* DIRECTIONS:
Using the records below, give the number of lines where the word "screenshot" appears, with no further output.

* SUPPLIED RECORDS:
═══
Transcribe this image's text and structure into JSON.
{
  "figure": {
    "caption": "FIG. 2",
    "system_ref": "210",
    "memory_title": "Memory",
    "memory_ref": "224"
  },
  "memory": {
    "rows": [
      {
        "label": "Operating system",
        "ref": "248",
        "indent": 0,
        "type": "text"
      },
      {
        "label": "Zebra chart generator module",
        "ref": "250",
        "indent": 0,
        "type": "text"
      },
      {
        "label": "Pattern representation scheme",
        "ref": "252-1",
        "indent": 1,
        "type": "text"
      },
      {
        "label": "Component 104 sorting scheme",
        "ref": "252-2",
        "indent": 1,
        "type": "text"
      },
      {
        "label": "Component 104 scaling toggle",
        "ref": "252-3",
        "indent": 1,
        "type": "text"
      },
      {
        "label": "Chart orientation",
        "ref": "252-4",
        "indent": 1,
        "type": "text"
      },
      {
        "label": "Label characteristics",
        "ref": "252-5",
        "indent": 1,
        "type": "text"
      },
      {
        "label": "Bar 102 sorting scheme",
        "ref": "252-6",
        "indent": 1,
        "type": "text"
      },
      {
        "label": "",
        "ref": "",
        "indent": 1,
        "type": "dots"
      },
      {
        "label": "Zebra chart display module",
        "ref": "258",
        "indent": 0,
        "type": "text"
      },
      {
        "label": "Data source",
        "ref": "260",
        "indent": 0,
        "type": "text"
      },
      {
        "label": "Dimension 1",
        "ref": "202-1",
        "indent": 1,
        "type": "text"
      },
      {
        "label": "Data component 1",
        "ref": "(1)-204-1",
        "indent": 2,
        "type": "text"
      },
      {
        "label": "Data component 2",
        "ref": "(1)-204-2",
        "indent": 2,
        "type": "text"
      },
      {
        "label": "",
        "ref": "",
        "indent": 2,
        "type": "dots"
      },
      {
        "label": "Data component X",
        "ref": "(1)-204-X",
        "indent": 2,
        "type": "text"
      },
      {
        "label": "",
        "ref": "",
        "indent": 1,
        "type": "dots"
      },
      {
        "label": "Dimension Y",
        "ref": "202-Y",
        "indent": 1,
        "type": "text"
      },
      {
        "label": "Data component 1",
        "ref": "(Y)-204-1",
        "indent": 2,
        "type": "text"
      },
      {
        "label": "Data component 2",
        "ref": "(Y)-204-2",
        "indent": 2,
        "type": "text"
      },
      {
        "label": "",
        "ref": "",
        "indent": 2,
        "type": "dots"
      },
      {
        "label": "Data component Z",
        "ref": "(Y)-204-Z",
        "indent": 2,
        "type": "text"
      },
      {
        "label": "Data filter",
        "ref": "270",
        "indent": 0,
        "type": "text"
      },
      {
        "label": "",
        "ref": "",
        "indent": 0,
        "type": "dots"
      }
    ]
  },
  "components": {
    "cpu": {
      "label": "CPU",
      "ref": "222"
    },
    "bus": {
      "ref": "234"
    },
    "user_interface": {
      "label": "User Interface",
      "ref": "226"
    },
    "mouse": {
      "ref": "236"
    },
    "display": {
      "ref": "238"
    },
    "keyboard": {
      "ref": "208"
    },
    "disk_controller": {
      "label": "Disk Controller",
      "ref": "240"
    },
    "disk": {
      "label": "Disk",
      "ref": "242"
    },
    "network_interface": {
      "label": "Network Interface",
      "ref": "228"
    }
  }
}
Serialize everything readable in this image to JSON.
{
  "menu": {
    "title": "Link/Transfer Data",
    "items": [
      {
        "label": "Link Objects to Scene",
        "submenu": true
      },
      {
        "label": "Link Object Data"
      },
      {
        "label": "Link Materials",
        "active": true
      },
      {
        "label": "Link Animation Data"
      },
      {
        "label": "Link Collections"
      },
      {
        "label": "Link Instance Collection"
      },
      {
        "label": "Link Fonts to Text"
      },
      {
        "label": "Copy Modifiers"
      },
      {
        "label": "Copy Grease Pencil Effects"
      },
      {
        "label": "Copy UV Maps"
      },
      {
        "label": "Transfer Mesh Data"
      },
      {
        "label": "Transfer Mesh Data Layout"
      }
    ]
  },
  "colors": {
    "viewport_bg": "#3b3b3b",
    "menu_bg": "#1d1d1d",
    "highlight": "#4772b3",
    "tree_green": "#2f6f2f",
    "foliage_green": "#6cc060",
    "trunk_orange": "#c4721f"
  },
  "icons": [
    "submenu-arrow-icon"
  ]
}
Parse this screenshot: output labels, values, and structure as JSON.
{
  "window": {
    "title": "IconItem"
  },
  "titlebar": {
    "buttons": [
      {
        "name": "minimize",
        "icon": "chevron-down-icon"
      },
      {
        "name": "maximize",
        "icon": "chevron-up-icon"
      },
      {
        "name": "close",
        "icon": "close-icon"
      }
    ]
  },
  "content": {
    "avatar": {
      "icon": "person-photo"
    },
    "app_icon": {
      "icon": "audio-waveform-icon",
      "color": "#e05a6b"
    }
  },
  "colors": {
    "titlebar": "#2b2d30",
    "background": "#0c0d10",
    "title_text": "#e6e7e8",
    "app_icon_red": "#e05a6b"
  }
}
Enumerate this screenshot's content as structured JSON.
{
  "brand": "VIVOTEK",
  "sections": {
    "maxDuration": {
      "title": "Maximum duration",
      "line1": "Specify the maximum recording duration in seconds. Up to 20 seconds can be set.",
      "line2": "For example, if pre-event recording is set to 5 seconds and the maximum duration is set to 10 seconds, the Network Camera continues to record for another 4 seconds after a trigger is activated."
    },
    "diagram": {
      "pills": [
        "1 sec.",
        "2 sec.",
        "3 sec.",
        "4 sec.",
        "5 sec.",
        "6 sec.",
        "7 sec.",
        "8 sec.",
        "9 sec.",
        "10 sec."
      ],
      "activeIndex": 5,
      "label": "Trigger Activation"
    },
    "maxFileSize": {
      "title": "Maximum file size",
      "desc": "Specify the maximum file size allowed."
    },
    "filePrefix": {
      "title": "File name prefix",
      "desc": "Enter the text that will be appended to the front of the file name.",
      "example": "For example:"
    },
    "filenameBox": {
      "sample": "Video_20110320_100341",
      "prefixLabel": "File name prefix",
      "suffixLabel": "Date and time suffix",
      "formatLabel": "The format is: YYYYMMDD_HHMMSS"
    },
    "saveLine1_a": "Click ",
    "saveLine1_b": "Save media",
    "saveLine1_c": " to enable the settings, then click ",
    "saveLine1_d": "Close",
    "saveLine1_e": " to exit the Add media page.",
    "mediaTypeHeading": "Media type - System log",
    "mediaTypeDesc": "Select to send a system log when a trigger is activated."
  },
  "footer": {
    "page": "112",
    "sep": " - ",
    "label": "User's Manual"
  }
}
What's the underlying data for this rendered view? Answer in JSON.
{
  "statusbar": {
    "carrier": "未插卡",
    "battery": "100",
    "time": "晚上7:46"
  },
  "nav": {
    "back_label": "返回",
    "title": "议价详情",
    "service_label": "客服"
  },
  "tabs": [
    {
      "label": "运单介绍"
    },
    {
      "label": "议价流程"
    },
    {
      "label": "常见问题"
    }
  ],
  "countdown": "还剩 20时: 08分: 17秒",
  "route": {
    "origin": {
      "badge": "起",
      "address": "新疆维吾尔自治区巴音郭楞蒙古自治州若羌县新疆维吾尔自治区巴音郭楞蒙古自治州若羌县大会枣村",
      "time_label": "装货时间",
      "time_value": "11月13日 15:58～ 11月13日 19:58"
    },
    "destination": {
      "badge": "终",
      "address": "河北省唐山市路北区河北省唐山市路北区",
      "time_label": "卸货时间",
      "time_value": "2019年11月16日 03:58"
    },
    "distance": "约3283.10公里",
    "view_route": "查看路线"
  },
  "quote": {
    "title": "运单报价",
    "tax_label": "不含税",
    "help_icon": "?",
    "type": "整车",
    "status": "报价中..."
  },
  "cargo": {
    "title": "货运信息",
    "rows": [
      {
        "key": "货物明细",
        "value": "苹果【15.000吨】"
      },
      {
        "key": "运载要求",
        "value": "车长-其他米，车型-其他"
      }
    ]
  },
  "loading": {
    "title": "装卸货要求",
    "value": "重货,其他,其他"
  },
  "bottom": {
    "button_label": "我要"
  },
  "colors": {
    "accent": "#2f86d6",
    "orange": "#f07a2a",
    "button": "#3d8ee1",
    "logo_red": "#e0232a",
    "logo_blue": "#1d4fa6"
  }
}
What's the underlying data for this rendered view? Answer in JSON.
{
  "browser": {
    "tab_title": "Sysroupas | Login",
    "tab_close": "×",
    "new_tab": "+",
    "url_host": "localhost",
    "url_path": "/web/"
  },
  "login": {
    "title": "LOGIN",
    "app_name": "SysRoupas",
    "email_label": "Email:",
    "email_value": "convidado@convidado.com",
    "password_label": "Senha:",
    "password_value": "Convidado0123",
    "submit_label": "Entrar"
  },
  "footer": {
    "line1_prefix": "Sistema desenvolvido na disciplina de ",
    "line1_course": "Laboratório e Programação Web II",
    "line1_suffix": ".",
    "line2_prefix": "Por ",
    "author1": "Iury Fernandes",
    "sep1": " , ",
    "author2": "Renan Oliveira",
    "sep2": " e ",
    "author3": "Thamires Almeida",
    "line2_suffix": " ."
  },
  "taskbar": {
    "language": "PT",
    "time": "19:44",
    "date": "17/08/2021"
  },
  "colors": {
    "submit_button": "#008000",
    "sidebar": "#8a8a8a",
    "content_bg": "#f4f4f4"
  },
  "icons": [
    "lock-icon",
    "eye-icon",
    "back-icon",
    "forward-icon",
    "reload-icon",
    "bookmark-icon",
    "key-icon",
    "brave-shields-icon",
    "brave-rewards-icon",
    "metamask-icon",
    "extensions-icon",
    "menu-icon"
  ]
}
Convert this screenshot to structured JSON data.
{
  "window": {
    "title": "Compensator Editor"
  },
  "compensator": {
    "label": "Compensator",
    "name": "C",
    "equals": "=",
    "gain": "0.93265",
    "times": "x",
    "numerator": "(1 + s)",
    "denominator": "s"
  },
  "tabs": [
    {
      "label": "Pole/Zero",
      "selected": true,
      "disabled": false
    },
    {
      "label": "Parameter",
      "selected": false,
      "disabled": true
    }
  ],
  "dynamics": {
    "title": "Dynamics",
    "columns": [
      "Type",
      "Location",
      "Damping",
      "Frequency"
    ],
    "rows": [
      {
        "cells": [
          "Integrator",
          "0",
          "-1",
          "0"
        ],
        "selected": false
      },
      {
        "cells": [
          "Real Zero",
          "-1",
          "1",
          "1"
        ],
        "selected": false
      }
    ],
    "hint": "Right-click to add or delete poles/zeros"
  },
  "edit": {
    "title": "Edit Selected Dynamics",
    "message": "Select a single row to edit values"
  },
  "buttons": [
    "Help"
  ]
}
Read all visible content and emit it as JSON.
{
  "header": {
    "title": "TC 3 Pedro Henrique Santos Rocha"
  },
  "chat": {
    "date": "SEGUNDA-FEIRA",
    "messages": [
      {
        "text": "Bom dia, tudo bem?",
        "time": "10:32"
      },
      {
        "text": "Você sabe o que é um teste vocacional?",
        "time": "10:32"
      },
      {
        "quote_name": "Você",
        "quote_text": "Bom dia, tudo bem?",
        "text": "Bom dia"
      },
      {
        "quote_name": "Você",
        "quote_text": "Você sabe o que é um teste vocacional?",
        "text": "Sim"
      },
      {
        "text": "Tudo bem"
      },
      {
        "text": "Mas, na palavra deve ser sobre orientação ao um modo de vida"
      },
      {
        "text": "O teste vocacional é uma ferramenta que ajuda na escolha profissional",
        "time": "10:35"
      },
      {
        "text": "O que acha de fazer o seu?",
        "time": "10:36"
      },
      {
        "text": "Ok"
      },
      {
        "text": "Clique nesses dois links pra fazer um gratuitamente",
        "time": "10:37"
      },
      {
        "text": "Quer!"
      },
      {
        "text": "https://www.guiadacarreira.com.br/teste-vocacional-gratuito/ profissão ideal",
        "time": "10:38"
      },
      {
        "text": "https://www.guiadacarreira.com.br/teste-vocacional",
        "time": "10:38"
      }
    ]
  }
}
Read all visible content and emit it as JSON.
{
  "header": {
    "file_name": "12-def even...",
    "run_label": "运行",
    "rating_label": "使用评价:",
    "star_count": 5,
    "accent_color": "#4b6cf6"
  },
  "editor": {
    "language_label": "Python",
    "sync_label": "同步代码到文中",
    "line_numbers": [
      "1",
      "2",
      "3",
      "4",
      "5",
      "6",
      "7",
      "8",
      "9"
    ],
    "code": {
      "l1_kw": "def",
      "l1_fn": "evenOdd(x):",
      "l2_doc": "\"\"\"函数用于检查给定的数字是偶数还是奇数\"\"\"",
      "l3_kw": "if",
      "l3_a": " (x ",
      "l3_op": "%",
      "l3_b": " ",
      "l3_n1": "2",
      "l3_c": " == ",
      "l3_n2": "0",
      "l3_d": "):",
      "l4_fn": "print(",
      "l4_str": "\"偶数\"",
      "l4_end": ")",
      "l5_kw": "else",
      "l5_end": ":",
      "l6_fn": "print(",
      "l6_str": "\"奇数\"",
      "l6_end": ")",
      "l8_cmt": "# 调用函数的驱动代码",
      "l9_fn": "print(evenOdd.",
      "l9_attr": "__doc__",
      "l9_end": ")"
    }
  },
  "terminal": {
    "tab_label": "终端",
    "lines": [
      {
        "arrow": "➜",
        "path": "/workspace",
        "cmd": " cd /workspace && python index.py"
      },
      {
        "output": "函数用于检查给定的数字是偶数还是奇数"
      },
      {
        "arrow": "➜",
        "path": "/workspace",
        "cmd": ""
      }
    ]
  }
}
═══
* TASK ANSWER:
3